### Exercise
Only the pictures are to be left out; set down the rest of the records exactly.
━━━ Input rows ━━━
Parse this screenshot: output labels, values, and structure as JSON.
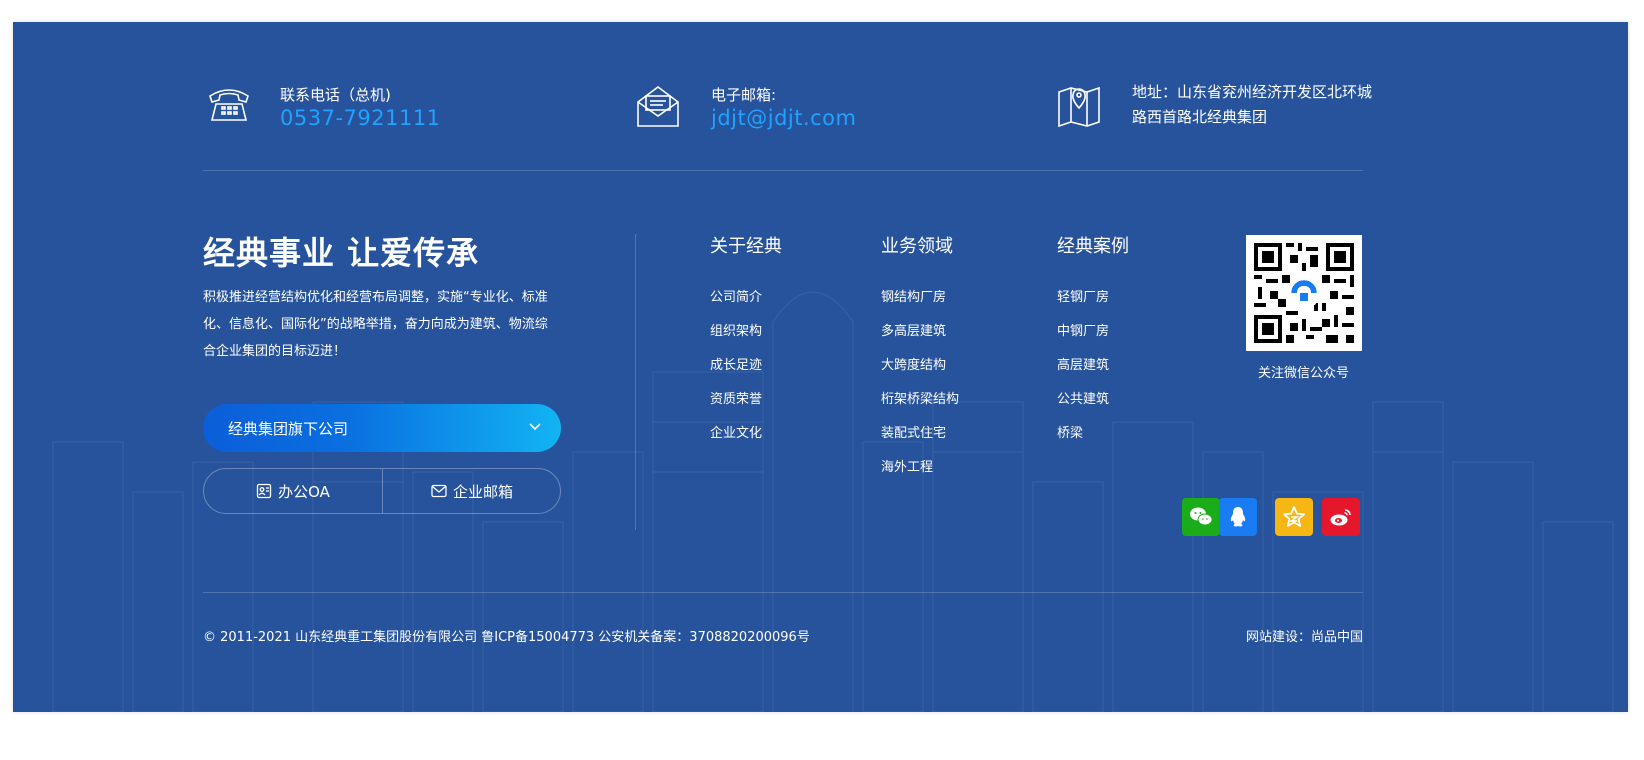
{
  "contact": {
    "phone_label": "联系电话（总机)",
    "phone_value": "0537-7921111",
    "email_label": "电子邮箱:",
    "email_value": "jdjt@jdjt.com",
    "address_text": "地址：山东省兖州经济开发区北环城路西首路北经典集团"
  },
  "intro": {
    "slogan": "经典事业 让爱传承",
    "description": "积极推进经营结构优化和经营布局调整，实施“专业化、标准化、信息化、国际化”的战略举措，奋力向成为建筑、物流综合企业集团的目标迈进！"
  },
  "subsidiary_select": {
    "label": "经典集团旗下公司"
  },
  "quick_links": {
    "oa_label": "办公OA",
    "mail_label": "企业邮箱"
  },
  "columns": [
    {
      "title": "关于经典",
      "items": [
        "公司简介",
        "组织架构",
        "成长足迹",
        "资质荣誉",
        "企业文化"
      ]
    },
    {
      "title": "业务领域",
      "items": [
        "钢结构厂房",
        "多高层建筑",
        "大跨度结构",
        "桁架桥梁结构",
        "装配式住宅",
        "海外工程"
      ]
    },
    {
      "title": "经典案例",
      "items": [
        "轻钢厂房",
        "中钢厂房",
        "高层建筑",
        "公共建筑",
        "桥梁"
      ]
    }
  ],
  "qr": {
    "caption": "关注微信公众号"
  },
  "social": [
    {
      "name": "wechat",
      "color": "#1aad19"
    },
    {
      "name": "qq",
      "color": "#1a7cf2"
    },
    {
      "name": "favorite",
      "color": "#f6b614"
    },
    {
      "name": "weibo",
      "color": "#e6162d"
    }
  ],
  "bottom": {
    "copyright": "© 2011-2021 山东经典重工集团股份有限公司 鲁ICP备15004773 公安机关备案：3708820200096号",
    "credit": "网站建设：尚品中国"
  },
  "colors": {
    "background": "#27539c",
    "accent": "#1fa3ff"
  }
}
━━━
### Written response
Parse this screenshot: output labels, values, and structure as JSON.
{
  "contact": {
    "phone_label": "联系电话（总机)",
    "phone_value": "0537-7921111",
    "email_label": "电子邮箱:",
    "email_value": "jdjt@jdjt.com",
    "address_text": "地址：山东省兖州经济开发区北环城路西首路北经典集团"
  },
  "intro": {
    "slogan": "经典事业 让爱传承",
    "description": "积极推进经营结构优化和经营布局调整，实施“专业化、标准化、信息化、国际化”的战略举措，奋力向成为建筑、物流综合企业集团的目标迈进！"
  },
  "subsidiary_select": {
    "label": "经典集团旗下公司"
  },
  "quick_links": {
    "oa_label": "办公OA",
    "mail_label": "企业邮箱"
  },
  "columns": [
    {
      "title": "关于经典",
      "items": [
        "公司简介",
        "组织架构",
        "成长足迹",
        "资质荣誉",
        "企业文化"
      ]
    },
    {
      "title": "业务领域",
      "items": [
        "钢结构厂房",
        "多高层建筑",
        "大跨度结构",
        "桁架桥梁结构",
        "装配式住宅",
        "海外工程"
      ]
    },
    {
      "title": "经典案例",
      "items": [
        "轻钢厂房",
        "中钢厂房",
        "高层建筑",
        "公共建筑",
        "桥梁"
      ]
    }
  ],
  "qr": {
    "caption": "关注微信公众号"
  },
  "social": [
    {
      "name": "wechat",
      "color": "#1aad19"
    },
    {
      "name": "qq",
      "color": "#1a7cf2"
    },
    {
      "name": "favorite",
      "color": "#f6b614"
    },
    {
      "name": "weibo",
      "color": "#e6162d"
    }
  ],
  "bottom": {
    "copyright": "© 2011-2021 山东经典重工集团股份有限公司 鲁ICP备15004773 公安机关备案：3708820200096号",
    "credit": "网站建设：尚品中国"
  },
  "colors": {
    "background": "#27539c",
    "accent": "#1fa3ff"
  }
}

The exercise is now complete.